─── Data shown

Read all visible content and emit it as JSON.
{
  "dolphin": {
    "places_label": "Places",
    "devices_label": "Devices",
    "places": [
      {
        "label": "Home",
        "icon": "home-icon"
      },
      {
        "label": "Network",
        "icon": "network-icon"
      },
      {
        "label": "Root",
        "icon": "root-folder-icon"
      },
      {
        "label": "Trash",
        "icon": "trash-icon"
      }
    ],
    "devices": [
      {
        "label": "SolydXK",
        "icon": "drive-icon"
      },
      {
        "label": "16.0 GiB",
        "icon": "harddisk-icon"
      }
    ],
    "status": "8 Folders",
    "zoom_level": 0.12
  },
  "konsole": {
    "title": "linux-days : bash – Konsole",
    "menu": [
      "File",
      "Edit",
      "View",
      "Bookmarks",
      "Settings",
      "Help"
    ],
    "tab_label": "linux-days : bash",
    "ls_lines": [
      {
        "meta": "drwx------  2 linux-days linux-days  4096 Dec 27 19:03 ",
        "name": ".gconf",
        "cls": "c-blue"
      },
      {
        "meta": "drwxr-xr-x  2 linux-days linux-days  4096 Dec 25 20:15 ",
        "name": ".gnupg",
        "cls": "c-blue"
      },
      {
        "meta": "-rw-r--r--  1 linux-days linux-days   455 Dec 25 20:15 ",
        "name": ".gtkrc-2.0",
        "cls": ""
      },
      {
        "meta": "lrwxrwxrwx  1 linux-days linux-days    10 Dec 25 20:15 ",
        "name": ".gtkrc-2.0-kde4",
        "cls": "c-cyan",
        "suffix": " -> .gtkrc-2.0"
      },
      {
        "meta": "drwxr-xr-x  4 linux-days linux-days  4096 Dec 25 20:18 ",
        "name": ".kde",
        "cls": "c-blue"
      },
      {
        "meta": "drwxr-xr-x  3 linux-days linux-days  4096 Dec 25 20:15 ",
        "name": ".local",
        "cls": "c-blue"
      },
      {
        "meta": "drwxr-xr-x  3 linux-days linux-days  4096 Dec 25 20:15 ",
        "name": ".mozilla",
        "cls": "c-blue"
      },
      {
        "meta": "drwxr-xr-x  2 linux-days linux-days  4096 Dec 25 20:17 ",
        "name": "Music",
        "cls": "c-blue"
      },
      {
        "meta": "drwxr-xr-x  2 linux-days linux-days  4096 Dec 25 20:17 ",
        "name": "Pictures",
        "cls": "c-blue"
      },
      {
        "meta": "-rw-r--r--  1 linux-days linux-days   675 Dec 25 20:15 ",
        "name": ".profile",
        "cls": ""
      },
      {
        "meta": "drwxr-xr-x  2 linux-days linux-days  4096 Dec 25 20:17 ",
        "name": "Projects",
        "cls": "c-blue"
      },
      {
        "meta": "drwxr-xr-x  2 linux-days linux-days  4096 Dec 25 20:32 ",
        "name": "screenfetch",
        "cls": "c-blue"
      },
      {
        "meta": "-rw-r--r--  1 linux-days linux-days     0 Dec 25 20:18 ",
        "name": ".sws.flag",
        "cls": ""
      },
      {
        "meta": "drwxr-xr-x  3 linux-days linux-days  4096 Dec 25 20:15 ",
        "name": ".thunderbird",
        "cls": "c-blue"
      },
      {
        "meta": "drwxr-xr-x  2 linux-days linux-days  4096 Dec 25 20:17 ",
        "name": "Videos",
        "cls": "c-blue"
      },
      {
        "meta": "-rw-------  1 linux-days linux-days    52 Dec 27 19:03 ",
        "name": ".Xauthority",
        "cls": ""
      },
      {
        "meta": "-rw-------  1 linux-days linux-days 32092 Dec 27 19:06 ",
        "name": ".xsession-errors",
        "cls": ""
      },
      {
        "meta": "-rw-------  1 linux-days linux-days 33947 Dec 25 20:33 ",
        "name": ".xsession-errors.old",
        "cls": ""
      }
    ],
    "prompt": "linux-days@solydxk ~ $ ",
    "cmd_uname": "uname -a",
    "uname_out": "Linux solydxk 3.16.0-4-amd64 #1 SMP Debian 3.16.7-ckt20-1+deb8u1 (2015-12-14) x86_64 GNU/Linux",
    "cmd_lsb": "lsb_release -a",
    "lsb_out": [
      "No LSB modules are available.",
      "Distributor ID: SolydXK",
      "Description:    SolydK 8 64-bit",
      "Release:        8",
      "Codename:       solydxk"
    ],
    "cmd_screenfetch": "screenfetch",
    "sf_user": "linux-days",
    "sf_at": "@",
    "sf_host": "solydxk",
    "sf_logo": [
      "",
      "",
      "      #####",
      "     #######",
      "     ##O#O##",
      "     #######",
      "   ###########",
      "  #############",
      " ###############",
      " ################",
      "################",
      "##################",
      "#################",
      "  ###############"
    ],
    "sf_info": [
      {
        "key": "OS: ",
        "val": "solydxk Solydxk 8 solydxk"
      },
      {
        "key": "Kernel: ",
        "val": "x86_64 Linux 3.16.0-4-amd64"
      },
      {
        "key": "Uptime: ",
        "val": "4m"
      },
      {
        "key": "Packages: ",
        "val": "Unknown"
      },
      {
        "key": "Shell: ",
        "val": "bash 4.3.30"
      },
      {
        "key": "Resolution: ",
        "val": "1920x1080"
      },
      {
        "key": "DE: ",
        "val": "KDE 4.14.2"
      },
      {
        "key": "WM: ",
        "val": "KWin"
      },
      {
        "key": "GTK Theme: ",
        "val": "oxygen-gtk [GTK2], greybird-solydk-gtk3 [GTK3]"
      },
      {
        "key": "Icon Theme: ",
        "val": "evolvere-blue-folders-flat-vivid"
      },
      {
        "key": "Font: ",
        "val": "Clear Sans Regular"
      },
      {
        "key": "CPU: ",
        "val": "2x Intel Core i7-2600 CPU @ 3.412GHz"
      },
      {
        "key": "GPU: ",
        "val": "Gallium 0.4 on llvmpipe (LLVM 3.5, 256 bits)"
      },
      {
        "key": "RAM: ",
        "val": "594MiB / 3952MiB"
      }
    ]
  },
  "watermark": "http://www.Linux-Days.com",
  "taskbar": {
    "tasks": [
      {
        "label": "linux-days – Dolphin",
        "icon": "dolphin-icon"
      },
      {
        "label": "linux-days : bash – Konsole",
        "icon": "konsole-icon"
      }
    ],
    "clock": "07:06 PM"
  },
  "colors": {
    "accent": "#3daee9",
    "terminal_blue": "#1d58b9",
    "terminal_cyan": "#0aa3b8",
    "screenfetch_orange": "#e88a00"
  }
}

──────

### Stated exercise:
Repeat the entries exactly, all of them.

### Solution to this exercise:
Read all visible content and emit it as JSON.
{
  "dolphin": {
    "places_label": "Places",
    "devices_label": "Devices",
    "places": [
      {
        "label": "Home",
        "icon": "home-icon"
      },
      {
        "label": "Network",
        "icon": "network-icon"
      },
      {
        "label": "Root",
        "icon": "root-folder-icon"
      },
      {
        "label": "Trash",
        "icon": "trash-icon"
      }
    ],
    "devices": [
      {
        "label": "SolydXK",
        "icon": "drive-icon"
      },
      {
        "label": "16.0 GiB",
        "icon": "harddisk-icon"
      }
    ],
    "status": "8 Folders",
    "zoom_level": 0.12
  },
  "konsole": {
    "title": "linux-days : bash – Konsole",
    "menu": [
      "File",
      "Edit",
      "View",
      "Bookmarks",
      "Settings",
      "Help"
    ],
    "tab_label": "linux-days : bash",
    "ls_lines": [
      {
        "meta": "drwx------  2 linux-days linux-days  4096 Dec 27 19:03 ",
        "name": ".gconf",
        "cls": "c-blue"
      },
      {
        "meta": "drwxr-xr-x  2 linux-days linux-days  4096 Dec 25 20:15 ",
        "name": ".gnupg",
        "cls": "c-blue"
      },
      {
        "meta": "-rw-r--r--  1 linux-days linux-days   455 Dec 25 20:15 ",
        "name": ".gtkrc-2.0",
        "cls": ""
      },
      {
        "meta": "lrwxrwxrwx  1 linux-days linux-days    10 Dec 25 20:15 ",
        "name": ".gtkrc-2.0-kde4",
        "cls": "c-cyan",
        "suffix": " -> .gtkrc-2.0"
      },
      {
        "meta": "drwxr-xr-x  4 linux-days linux-days  4096 Dec 25 20:18 ",
        "name": ".kde",
        "cls": "c-blue"
      },
      {
        "meta": "drwxr-xr-x  3 linux-days linux-days  4096 Dec 25 20:15 ",
        "name": ".local",
        "cls": "c-blue"
      },
      {
        "meta": "drwxr-xr-x  3 linux-days linux-days  4096 Dec 25 20:15 ",
        "name": ".mozilla",
        "cls": "c-blue"
      },
      {
        "meta": "drwxr-xr-x  2 linux-days linux-days  4096 Dec 25 20:17 ",
        "name": "Music",
        "cls": "c-blue"
      },
      {
        "meta": "drwxr-xr-x  2 linux-days linux-days  4096 Dec 25 20:17 ",
        "name": "Pictures",
        "cls": "c-blue"
      },
      {
        "meta": "-rw-r--r--  1 linux-days linux-days   675 Dec 25 20:15 ",
        "name": ".profile",
        "cls": ""
      },
      {
        "meta": "drwxr-xr-x  2 linux-days linux-days  4096 Dec 25 20:17 ",
        "name": "Projects",
        "cls": "c-blue"
      },
      {
        "meta": "drwxr-xr-x  2 linux-days linux-days  4096 Dec 25 20:32 ",
        "name": "screenfetch",
        "cls": "c-blue"
      },
      {
        "meta": "-rw-r--r--  1 linux-days linux-days     0 Dec 25 20:18 ",
        "name": ".sws.flag",
        "cls": ""
      },
      {
        "meta": "drwxr-xr-x  3 linux-days linux-days  4096 Dec 25 20:15 ",
        "name": ".thunderbird",
        "cls": "c-blue"
      },
      {
        "meta": "drwxr-xr-x  2 linux-days linux-days  4096 Dec 25 20:17 ",
        "name": "Videos",
        "cls": "c-blue"
      },
      {
        "meta": "-rw-------  1 linux-days linux-days    52 Dec 27 19:03 ",
        "name": ".Xauthority",
        "cls": ""
      },
      {
        "meta": "-rw-------  1 linux-days linux-days 32092 Dec 27 19:06 ",
        "name": ".xsession-errors",
        "cls": ""
      },
      {
        "meta": "-rw-------  1 linux-days linux-days 33947 Dec 25 20:33 ",
        "name": ".xsession-errors.old",
        "cls": ""
      }
    ],
    "prompt": "linux-days@solydxk ~ $ ",
    "cmd_uname": "uname -a",
    "uname_out": "Linux solydxk 3.16.0-4-amd64 #1 SMP Debian 3.16.7-ckt20-1+deb8u1 (2015-12-14) x86_64 GNU/Linux",
    "cmd_lsb": "lsb_release -a",
    "lsb_out": [
      "No LSB modules are available.",
      "Distributor ID: SolydXK",
      "Description:    SolydK 8 64-bit",
      "Release:        8",
      "Codename:       solydxk"
    ],
    "cmd_screenfetch": "screenfetch",
    "sf_user": "linux-days",
    "sf_at": "@",
    "sf_host": "solydxk",
    "sf_logo": [
      "",
      "",
      "      #####",
      "     #######",
      "     ##O#O##",
      "     #######",
      "   ###########",
      "  #############",
      " ###############",
      " ################",
      "################",
      "##################",
      "#################",
      "  ###############"
    ],
    "sf_info": [
      {
        "key": "OS: ",
        "val": "solydxk Solydxk 8 solydxk"
      },
      {
        "key": "Kernel: ",
        "val": "x86_64 Linux 3.16.0-4-amd64"
      },
      {
        "key": "Uptime: ",
        "val": "4m"
      },
      {
        "key": "Packages: ",
        "val": "Unknown"
      },
      {
        "key": "Shell: ",
        "val": "bash 4.3.30"
      },
      {
        "key": "Resolution: ",
        "val": "1920x1080"
      },
      {
        "key": "DE: ",
        "val": "KDE 4.14.2"
      },
      {
        "key": "WM: ",
        "val": "KWin"
      },
      {
        "key": "GTK Theme: ",
        "val": "oxygen-gtk [GTK2], greybird-solydk-gtk3 [GTK3]"
      },
      {
        "key": "Icon Theme: ",
        "val": "evolvere-blue-folders-flat-vivid"
      },
      {
        "key": "Font: ",
        "val": "Clear Sans Regular"
      },
      {
        "key": "CPU: ",
        "val": "2x Intel Core i7-2600 CPU @ 3.412GHz"
      },
      {
        "key": "GPU: ",
        "val": "Gallium 0.4 on llvmpipe (LLVM 3.5, 256 bits)"
      },
      {
        "key": "RAM: ",
        "val": "594MiB / 3952MiB"
      }
    ]
  },
  "watermark": "http://www.Linux-Days.com",
  "taskbar": {
    "tasks": [
      {
        "label": "linux-days – Dolphin",
        "icon": "dolphin-icon"
      },
      {
        "label": "linux-days : bash – Konsole",
        "icon": "konsole-icon"
      }
    ],
    "clock": "07:06 PM"
  },
  "colors": {
    "accent": "#3daee9",
    "terminal_blue": "#1d58b9",
    "terminal_cyan": "#0aa3b8",
    "screenfetch_orange": "#e88a00"
  }
}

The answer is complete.